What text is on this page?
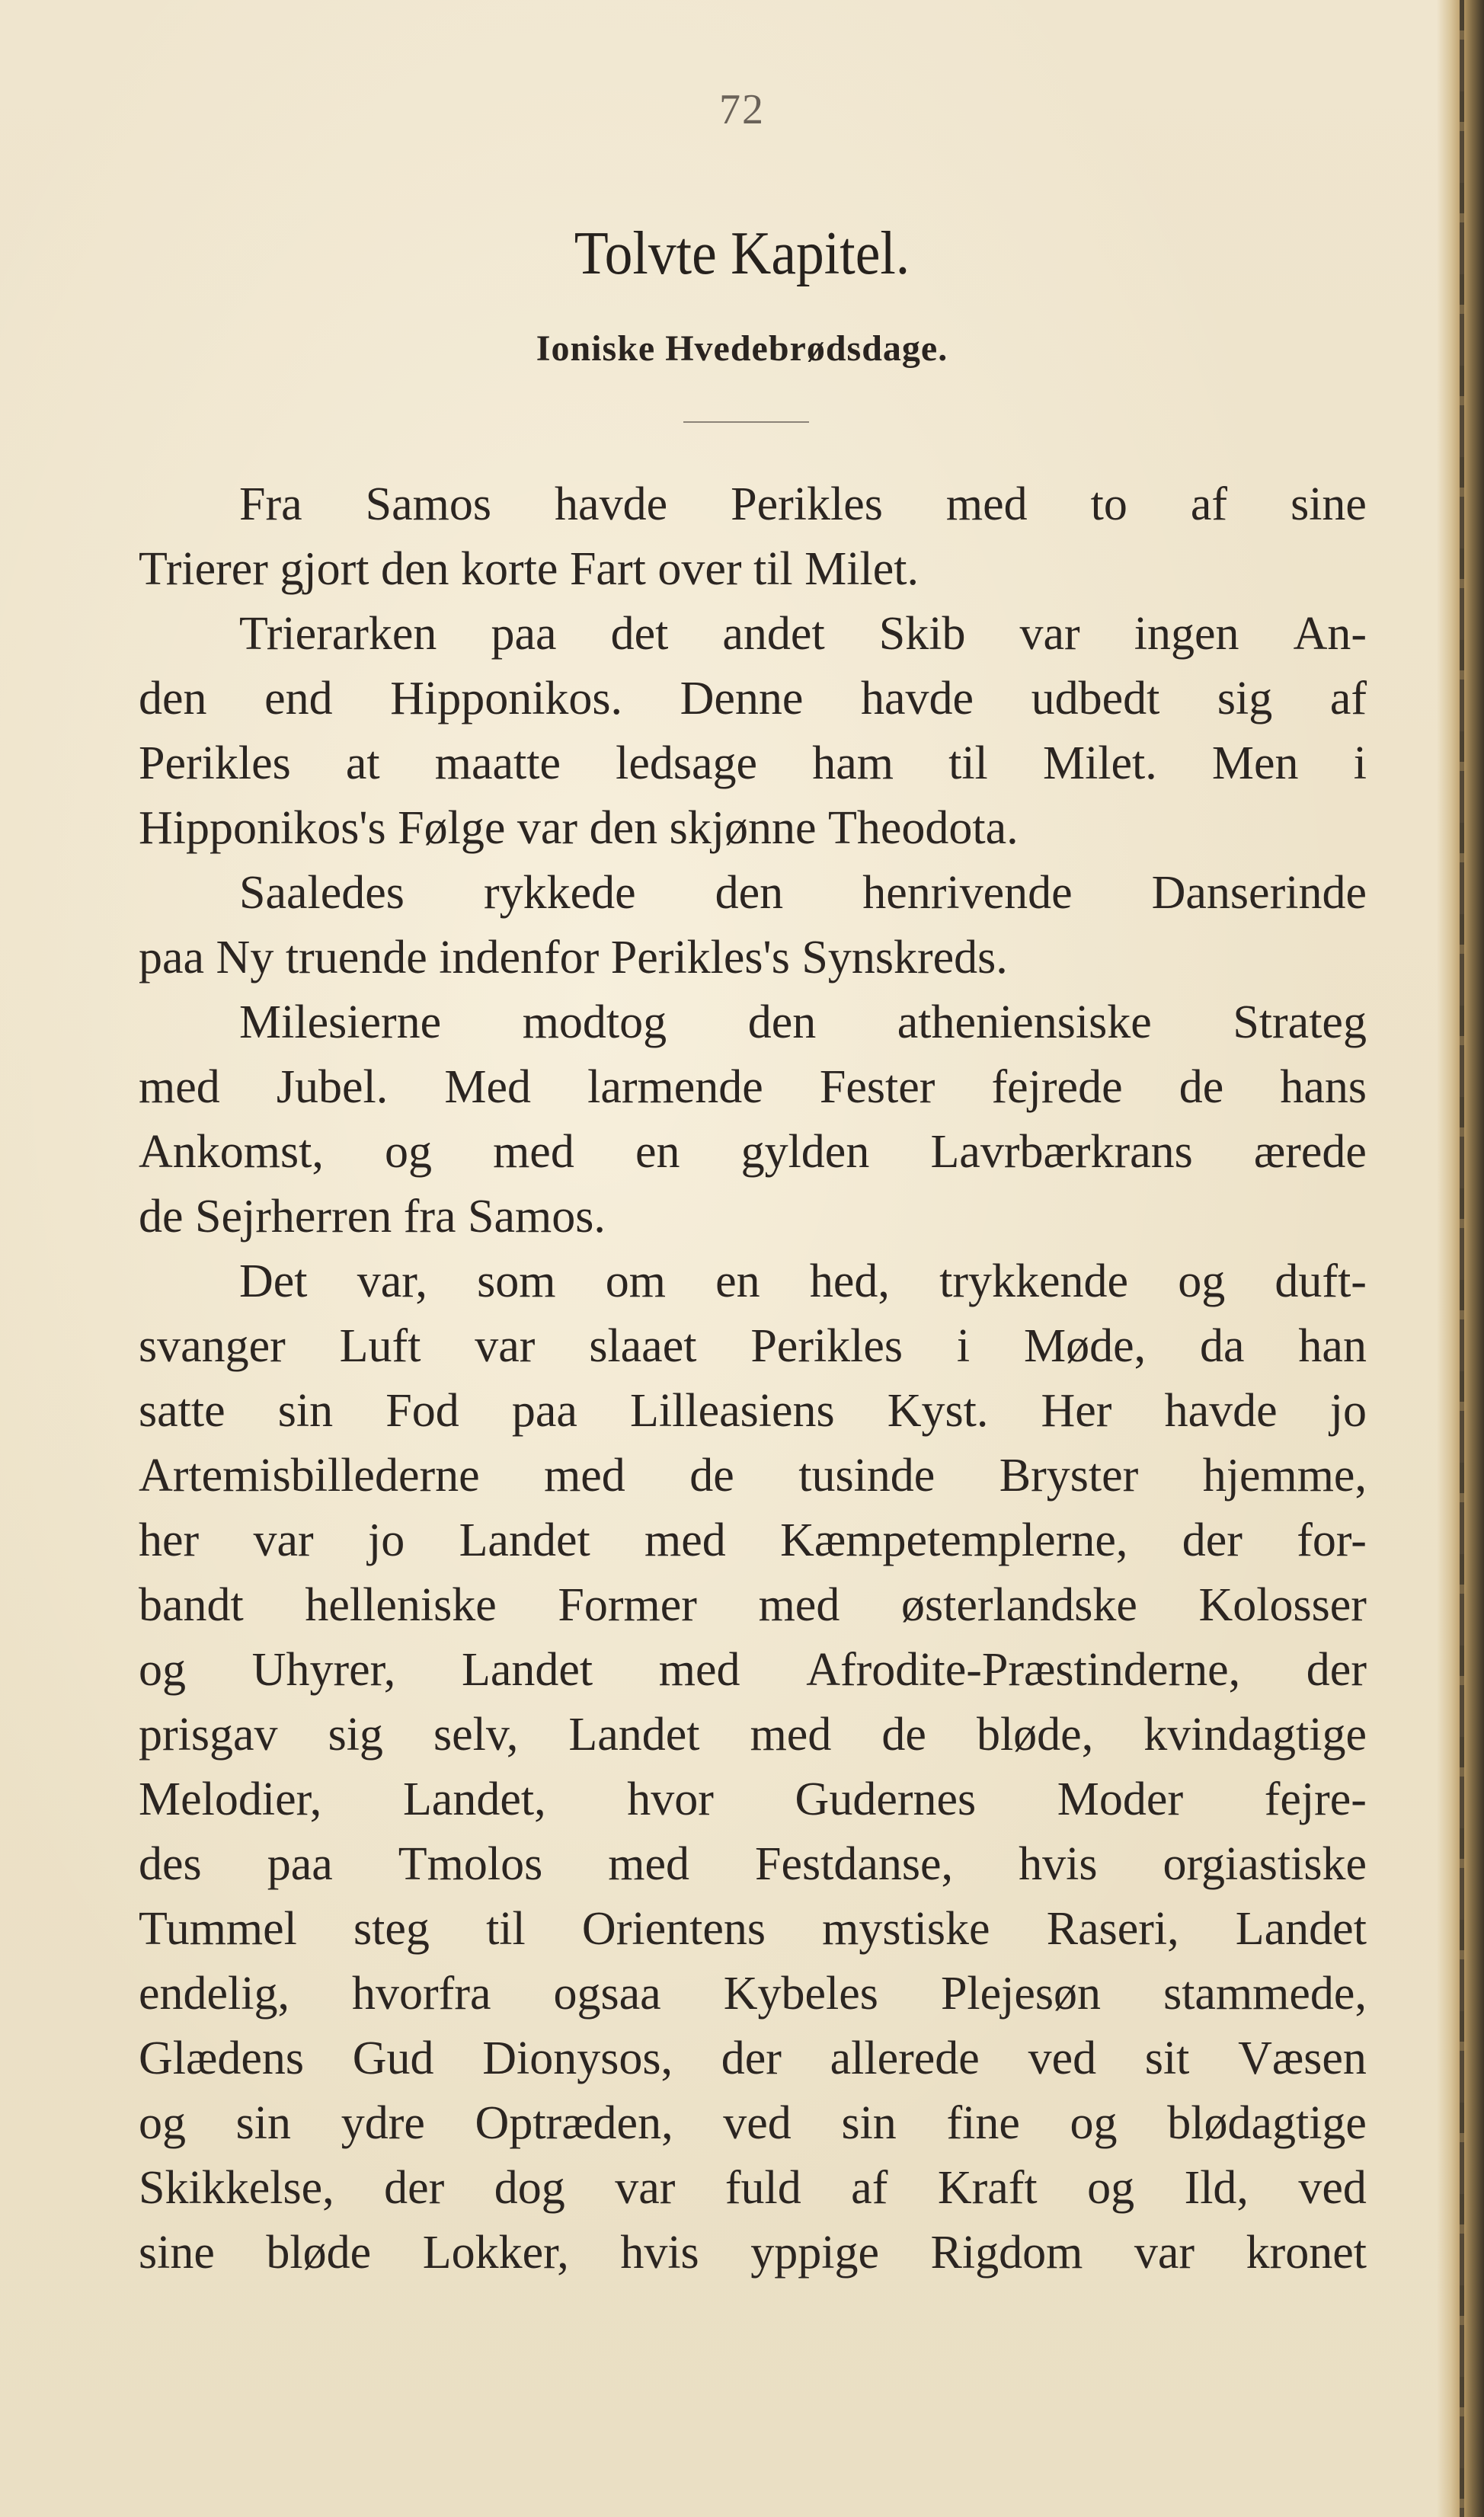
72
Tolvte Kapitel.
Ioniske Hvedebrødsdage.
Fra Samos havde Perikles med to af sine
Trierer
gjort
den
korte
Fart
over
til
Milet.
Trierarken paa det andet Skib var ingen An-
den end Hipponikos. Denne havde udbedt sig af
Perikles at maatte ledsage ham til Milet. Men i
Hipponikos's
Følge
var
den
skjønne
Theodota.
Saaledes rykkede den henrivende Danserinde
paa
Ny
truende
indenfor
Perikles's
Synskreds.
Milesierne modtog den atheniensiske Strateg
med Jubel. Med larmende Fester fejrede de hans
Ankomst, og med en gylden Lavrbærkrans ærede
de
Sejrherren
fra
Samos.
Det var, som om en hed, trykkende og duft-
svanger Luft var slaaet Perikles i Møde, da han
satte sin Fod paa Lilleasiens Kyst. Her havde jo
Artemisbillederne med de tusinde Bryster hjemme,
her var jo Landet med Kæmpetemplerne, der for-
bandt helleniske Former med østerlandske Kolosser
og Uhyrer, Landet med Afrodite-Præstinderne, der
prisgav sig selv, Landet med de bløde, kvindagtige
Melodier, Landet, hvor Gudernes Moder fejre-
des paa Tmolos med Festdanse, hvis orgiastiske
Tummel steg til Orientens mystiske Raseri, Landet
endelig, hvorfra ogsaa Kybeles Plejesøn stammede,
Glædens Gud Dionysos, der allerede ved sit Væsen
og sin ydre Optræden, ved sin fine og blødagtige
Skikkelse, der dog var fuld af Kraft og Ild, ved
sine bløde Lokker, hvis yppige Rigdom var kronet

**Written task**
Out of the preceding entries, pull every line containing the string "Milet".

**Exercise solution**
Milet.
Perikles at maatte ledsage ham til Milet. Men i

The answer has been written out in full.